[start]

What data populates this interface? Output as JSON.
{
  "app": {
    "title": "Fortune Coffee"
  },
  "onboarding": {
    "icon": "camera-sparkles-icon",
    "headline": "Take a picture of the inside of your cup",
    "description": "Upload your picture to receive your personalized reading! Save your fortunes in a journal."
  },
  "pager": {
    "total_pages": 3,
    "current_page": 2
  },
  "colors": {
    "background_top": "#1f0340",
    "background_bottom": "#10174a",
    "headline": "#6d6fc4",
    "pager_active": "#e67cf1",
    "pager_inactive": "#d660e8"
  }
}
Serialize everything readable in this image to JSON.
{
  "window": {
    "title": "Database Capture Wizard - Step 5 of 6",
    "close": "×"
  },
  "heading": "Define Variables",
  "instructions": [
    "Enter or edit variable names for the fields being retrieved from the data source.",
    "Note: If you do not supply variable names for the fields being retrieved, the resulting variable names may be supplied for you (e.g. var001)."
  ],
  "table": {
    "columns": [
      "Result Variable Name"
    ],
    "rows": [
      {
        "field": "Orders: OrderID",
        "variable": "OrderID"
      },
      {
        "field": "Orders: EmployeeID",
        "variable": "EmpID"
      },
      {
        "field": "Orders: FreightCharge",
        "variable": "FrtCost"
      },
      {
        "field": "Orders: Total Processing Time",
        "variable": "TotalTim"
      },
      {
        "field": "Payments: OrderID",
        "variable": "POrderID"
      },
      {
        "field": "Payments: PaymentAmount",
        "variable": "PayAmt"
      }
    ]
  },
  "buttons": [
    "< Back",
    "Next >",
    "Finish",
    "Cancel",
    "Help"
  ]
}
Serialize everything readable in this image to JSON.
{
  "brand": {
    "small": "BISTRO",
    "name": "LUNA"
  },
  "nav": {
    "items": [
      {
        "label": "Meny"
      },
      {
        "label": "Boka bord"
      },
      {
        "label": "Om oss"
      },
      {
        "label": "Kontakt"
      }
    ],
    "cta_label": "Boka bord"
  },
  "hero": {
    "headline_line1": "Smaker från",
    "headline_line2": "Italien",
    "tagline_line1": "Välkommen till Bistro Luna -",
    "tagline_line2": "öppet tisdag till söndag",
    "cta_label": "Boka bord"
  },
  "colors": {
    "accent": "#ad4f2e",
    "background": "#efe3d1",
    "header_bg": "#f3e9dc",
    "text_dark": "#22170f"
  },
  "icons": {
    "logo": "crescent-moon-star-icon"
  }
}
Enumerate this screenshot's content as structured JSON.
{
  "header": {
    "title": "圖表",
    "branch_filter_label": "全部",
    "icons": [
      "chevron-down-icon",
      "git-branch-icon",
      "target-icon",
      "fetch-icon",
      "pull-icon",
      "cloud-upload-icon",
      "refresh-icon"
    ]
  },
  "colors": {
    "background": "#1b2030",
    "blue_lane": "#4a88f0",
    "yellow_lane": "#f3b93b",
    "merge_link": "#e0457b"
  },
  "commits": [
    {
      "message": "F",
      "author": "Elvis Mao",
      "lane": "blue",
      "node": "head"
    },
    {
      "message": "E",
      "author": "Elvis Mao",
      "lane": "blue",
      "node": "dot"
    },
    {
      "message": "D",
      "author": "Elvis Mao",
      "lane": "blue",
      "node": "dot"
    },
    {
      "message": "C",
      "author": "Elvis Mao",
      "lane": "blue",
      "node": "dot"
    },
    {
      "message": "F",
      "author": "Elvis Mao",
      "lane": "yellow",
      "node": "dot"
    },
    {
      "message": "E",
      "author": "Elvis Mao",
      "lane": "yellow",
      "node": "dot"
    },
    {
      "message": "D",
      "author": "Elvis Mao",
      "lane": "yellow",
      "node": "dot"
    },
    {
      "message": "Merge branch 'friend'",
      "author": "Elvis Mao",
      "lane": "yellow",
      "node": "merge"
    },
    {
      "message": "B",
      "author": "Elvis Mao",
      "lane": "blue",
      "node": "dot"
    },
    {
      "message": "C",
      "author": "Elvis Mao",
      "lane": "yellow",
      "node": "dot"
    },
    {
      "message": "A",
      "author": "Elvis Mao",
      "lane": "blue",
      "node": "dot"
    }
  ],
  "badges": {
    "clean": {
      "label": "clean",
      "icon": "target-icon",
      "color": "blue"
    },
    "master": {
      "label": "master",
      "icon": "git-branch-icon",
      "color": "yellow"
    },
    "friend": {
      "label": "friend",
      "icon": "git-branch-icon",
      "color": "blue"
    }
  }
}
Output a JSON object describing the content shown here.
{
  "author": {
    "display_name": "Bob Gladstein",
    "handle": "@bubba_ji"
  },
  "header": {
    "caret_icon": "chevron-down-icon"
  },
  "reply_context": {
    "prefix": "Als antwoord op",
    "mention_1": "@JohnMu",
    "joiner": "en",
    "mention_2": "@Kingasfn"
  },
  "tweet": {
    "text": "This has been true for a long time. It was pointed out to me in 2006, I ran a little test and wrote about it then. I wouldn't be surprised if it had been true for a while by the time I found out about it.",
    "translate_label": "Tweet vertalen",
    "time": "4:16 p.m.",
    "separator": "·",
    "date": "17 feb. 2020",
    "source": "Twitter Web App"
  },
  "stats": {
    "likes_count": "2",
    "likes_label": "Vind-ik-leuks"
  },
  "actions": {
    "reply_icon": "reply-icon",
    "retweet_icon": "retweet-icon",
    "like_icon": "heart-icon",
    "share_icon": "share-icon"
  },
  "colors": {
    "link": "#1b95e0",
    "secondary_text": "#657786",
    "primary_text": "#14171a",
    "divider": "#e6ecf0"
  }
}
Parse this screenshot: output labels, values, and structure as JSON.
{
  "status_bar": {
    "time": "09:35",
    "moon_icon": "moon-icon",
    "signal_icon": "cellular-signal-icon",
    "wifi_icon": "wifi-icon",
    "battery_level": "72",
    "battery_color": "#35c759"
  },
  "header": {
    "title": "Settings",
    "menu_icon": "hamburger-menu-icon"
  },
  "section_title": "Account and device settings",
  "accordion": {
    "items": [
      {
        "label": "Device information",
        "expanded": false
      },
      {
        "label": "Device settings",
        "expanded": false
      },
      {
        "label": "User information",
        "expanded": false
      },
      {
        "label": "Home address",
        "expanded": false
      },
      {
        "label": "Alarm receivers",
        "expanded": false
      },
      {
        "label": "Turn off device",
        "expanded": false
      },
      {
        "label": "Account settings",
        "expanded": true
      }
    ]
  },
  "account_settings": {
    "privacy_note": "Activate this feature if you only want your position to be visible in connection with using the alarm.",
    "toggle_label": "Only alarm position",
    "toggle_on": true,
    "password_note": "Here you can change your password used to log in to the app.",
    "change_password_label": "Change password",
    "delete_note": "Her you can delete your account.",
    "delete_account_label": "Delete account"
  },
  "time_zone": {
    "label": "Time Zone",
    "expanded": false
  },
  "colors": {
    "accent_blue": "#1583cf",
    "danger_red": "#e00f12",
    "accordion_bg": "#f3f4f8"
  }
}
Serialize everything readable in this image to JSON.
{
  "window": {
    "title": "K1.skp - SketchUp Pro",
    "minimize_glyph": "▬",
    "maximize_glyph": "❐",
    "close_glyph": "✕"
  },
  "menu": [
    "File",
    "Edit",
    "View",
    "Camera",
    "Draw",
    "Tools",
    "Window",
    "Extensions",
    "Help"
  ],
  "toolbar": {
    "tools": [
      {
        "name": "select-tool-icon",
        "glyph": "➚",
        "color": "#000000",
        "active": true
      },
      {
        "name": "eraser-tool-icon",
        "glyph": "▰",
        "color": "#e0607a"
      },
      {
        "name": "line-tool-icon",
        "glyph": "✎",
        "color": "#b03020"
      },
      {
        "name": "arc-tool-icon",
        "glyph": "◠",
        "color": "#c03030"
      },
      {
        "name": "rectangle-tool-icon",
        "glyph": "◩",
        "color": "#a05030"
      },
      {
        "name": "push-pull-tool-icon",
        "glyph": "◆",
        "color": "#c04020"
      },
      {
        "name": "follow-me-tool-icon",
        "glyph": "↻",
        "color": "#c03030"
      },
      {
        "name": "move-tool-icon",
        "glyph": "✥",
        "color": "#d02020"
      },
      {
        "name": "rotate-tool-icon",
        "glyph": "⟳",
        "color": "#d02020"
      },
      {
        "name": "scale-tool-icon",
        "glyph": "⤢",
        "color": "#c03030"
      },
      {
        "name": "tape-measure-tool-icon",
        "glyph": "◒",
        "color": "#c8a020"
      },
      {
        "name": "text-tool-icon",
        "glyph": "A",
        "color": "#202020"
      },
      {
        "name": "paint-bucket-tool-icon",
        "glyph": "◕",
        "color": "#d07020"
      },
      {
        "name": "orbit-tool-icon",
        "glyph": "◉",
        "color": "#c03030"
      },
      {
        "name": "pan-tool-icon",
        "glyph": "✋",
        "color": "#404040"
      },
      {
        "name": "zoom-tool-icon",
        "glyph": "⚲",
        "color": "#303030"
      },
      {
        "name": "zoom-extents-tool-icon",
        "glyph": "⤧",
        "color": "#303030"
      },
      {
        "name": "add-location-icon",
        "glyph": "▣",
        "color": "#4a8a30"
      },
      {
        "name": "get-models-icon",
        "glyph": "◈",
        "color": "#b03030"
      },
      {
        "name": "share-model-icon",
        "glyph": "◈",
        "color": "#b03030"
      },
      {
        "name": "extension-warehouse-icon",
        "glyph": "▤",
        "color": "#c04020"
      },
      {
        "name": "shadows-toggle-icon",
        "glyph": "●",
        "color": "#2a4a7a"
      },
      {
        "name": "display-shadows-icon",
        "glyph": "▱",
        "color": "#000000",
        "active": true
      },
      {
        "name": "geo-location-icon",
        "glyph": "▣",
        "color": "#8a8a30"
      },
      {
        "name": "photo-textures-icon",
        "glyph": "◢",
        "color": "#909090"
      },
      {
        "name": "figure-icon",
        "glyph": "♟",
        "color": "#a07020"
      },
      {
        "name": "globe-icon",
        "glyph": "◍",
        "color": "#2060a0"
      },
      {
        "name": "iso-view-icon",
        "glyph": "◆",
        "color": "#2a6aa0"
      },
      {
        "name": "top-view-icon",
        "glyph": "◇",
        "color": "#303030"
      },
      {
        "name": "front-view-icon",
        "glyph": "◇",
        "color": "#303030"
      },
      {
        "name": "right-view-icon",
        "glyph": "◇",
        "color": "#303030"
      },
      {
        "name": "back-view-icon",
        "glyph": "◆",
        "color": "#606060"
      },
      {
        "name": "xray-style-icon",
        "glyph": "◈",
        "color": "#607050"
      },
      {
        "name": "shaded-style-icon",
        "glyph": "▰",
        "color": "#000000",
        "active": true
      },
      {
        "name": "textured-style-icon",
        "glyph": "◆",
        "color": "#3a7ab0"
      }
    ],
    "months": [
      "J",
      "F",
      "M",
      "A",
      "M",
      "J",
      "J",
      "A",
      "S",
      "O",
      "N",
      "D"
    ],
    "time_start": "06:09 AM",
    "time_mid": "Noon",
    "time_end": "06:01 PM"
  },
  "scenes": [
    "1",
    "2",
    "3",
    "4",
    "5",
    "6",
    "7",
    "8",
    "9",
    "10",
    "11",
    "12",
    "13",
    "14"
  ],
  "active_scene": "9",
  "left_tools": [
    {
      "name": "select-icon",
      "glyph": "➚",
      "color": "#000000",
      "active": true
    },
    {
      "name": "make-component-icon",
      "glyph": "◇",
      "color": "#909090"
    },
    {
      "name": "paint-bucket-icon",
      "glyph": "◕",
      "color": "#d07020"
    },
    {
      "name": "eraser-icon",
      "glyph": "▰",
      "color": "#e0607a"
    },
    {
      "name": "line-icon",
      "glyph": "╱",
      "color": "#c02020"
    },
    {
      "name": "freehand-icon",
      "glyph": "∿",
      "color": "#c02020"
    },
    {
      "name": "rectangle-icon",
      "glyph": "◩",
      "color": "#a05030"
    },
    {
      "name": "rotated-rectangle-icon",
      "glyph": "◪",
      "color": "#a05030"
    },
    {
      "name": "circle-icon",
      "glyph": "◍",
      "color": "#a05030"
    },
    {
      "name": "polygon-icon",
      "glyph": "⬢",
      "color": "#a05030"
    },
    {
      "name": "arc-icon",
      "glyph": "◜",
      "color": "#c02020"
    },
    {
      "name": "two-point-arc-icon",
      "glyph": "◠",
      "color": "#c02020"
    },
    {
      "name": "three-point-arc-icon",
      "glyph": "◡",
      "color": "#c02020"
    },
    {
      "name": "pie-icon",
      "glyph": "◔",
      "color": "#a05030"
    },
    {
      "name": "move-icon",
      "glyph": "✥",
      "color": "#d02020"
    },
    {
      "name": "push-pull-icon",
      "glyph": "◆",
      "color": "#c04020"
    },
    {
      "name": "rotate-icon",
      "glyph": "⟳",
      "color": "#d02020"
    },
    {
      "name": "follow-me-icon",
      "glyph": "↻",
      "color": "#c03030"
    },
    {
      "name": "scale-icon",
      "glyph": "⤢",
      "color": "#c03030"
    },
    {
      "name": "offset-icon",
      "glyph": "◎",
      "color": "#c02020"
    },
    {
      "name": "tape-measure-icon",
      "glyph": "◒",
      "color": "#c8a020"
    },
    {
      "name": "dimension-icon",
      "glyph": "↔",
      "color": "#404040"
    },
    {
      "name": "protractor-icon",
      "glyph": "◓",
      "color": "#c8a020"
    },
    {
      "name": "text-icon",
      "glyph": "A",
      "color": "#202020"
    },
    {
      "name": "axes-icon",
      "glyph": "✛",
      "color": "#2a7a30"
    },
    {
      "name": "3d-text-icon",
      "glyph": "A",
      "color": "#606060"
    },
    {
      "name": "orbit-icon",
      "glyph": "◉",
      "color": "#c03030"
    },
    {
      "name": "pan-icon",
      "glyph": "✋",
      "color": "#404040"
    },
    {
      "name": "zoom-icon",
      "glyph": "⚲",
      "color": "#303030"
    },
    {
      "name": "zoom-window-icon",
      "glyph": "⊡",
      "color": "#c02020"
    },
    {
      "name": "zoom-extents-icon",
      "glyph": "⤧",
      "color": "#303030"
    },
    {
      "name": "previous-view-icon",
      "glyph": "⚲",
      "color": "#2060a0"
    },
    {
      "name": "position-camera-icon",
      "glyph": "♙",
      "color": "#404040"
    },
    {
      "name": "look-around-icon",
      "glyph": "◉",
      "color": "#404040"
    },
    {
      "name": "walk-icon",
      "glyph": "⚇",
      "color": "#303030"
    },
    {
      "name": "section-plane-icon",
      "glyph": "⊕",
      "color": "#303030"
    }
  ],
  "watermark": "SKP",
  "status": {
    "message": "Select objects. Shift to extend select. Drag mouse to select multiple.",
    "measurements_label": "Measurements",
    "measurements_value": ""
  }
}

[end]

Your task is to list each line of the records with the word "true".

§ SOLUTION FOR THIS TASK:
    "text": "This has been true for a long time. It was pointed out to me in 2006, I ran a little test and wrote about it then. I wouldn't be surprised if it had been true for a while by the time I found out about it.",
        "expanded": true
    "toggle_on": true,
        "active": true
        "active": true
        "active": true
      "active": true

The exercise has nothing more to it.